PAGE TEXT —
______________________________
Twenty remodeling projects that will hurt your home’s value
Twenty remodeling projects that will hurt your home’s value

Twenty remodeling projects that will hurt your home’s value

Whether you’re getting your house ready to sell or you have no immediate plans to sell but know the day could come, it’s important to keep in mind how the decisions you make as the current homeowner could affect the value of your home when it comes time to sell. Not all remodeling projects will add value to your home. In fact some projects can actually make it harder to sell your home and can actually hurt your home’s value. Here is a list of 20 such projects.


    • Lavish lighting fixtures. Light fixtures are highly subjective. Just because you like it doesn’t mean the next homeowner will. It’s best to go with something simple and the next homeowner can swap it out if they chose.
    • Too much wallpaper. Wallpaper design is also subjective and it’s a major pain to remove so potential buyers might see wallpaper and run.
    • Textured paint on the walls. Like wallpaper, it’s hard to remove so stick with a traditional paint job.
    • Quirky tiling. As a general rule, avoid overly-personalized design choices. If you love it, but it’s non-traditional, it’s probably going to make it harder to sell your home.
    • Too much carpeting. These days, homeowners prefer hardwood or tile. Carpet in the bedroom is fine but resist the urge to put carpet everywhere.
    • Bright and bold paint colors. Bright, bold colors, whether for the interior or exterior is a bad idea. A light, neutral color is going to appeal the greatest number of people and will sell the easiest.
    • High-end kitchen. Prospective buyers love a modern kitchen and will pay more for a newly remodeled one. But if you go overboard, very few homeowners will be willing to pay what that kitchen is worth.
    • Luxury bathroom. Same rule applies for bathroom. Make it nice, but not like one fit for a palace.
    • Home office conversion. Bedrooms increase the value of a home more than any other kind of room. So don’t convert a bedroom into an office, or anything else for that matter. Use a bedroom for your home office, but don’t make any drastic changes to it that will prevent the next owner from using it as a bedroom.
    • Combining bedrooms. Empty nesters might prefer a couple of large bedrooms to 3-4 smaller ones but the more bedrooms, the more the house can sell for.
______________________________
DATA SECTION —
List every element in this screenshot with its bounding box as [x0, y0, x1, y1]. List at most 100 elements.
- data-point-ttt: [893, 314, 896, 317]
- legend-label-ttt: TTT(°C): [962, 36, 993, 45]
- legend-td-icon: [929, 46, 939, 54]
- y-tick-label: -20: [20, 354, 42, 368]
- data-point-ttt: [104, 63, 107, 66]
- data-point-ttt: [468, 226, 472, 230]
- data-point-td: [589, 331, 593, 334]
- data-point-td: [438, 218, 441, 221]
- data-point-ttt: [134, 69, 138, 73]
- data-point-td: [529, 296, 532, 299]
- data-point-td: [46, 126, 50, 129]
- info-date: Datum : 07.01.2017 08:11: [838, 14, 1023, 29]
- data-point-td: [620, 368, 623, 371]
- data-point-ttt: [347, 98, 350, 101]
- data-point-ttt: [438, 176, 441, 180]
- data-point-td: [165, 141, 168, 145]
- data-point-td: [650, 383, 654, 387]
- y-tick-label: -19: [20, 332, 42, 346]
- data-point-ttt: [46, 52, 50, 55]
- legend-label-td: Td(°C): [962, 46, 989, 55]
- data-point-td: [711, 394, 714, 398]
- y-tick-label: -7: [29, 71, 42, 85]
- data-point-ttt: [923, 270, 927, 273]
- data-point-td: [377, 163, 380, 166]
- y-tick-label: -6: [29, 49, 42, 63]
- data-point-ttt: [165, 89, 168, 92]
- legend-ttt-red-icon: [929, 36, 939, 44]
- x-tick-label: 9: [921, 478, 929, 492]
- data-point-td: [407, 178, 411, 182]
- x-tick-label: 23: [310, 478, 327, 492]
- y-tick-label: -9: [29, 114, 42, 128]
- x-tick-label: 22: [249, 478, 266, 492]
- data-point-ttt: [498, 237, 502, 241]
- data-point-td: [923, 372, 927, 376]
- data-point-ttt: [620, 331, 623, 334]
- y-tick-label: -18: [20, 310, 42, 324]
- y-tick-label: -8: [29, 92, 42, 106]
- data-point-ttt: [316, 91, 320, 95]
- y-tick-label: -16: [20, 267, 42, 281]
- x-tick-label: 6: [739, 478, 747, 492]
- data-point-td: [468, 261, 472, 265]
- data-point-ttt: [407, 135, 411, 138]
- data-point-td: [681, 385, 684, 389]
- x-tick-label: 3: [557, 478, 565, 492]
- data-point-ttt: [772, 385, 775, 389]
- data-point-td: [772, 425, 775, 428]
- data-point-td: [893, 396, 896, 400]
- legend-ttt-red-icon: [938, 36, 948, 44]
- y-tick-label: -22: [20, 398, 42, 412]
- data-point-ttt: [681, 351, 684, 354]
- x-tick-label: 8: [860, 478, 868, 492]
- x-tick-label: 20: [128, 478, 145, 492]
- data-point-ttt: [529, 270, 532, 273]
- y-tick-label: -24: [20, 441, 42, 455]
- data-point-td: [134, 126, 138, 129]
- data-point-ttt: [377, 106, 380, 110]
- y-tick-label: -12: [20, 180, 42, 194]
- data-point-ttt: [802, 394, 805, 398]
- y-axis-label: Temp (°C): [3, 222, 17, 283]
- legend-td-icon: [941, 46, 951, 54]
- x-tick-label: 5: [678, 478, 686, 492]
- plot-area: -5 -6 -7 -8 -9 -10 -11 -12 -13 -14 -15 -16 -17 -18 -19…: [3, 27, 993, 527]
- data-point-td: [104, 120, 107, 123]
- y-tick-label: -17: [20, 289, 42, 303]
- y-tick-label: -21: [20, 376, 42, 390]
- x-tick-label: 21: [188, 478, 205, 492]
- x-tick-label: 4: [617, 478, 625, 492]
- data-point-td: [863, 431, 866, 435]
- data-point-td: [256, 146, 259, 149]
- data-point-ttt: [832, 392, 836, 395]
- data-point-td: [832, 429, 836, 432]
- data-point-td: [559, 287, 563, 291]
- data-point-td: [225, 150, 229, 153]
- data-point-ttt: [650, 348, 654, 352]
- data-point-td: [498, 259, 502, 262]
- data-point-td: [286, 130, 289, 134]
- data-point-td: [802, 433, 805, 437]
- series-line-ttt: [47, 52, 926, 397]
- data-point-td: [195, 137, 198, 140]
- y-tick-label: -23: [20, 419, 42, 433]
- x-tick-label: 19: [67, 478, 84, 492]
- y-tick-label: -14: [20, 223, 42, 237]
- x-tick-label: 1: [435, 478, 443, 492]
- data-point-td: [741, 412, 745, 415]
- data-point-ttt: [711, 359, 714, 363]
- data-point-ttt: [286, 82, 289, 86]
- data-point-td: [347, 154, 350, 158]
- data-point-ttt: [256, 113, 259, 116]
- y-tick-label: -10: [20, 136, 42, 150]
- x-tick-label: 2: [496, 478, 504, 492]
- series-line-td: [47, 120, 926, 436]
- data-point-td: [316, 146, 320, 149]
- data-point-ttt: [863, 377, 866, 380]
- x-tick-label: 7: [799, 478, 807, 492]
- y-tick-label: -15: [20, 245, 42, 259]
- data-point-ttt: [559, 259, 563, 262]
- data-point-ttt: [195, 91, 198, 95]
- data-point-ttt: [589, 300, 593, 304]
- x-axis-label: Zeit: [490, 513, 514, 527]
______________________________
TASK LIST —
• 1. Answer these questions from the remodeling article:
(a) Where does the article say carpet is fine?
(b) What kind of paint color does it say will appeal to the greatest number of people?
(c) Which kind of room does it say increases a home's value more than any other?
• 2. Pick up the remodeling article after its last sentence and carry on with the list.
The listing has no connection to the remodeling article.

EXERCISE ANSWERS —
• 1.
(a) In the bedroom.
(b) A light, neutral color.
(c) Bedrooms.

• 2.
    • Remove closets. Every bedroom needs a closet. If you’re using the bedroom for some other purpose, leave the closet where it is.
    • Sunroom. Even if you love the idea of a sunroom, keep in mind that most homeowners don’t and it has a very poor resale value.
    • A built-in aquarium. They’re difficult to maintain and costly to remove so unless you want to limit your prospective buyers to fish enthusiasts, stick with a normal fish tank.
    • Home theater. If you’re a big movie fan, this idea might seem like a good one but it takes up precious space that the next homeowner might prefer to use for something else.
    • Swimming pool. This one may come as a shock but a swimming pool isn’t a big seller. They’re expensive and difficult to maintain and only families with children in a specific age-range are specifically looking for a home with a pool.
    • Outdoor hot tub. They take up valuable space in the back yard and are expensive to maintain. Most buyers will just be paying to get rid of it first thing.
    • A garage-to-gym. Buyers prefer to have a garage where they can park their vehicles. Don’t covert it into a gym or a living space.
    • Too much landscaping. A little curb appeal is good, but go overboard and no one wants to take on the amount of work it will require to keep the yard looking nice.
    • Messy trees. No one wants a tree that drops little berries or flowers all over the place.
    • DIY repairs. Unless the quality of your work will be indistinguishable from a professional’s, let a pro do it. Buyers can tell when a repair or project has been done shoddily.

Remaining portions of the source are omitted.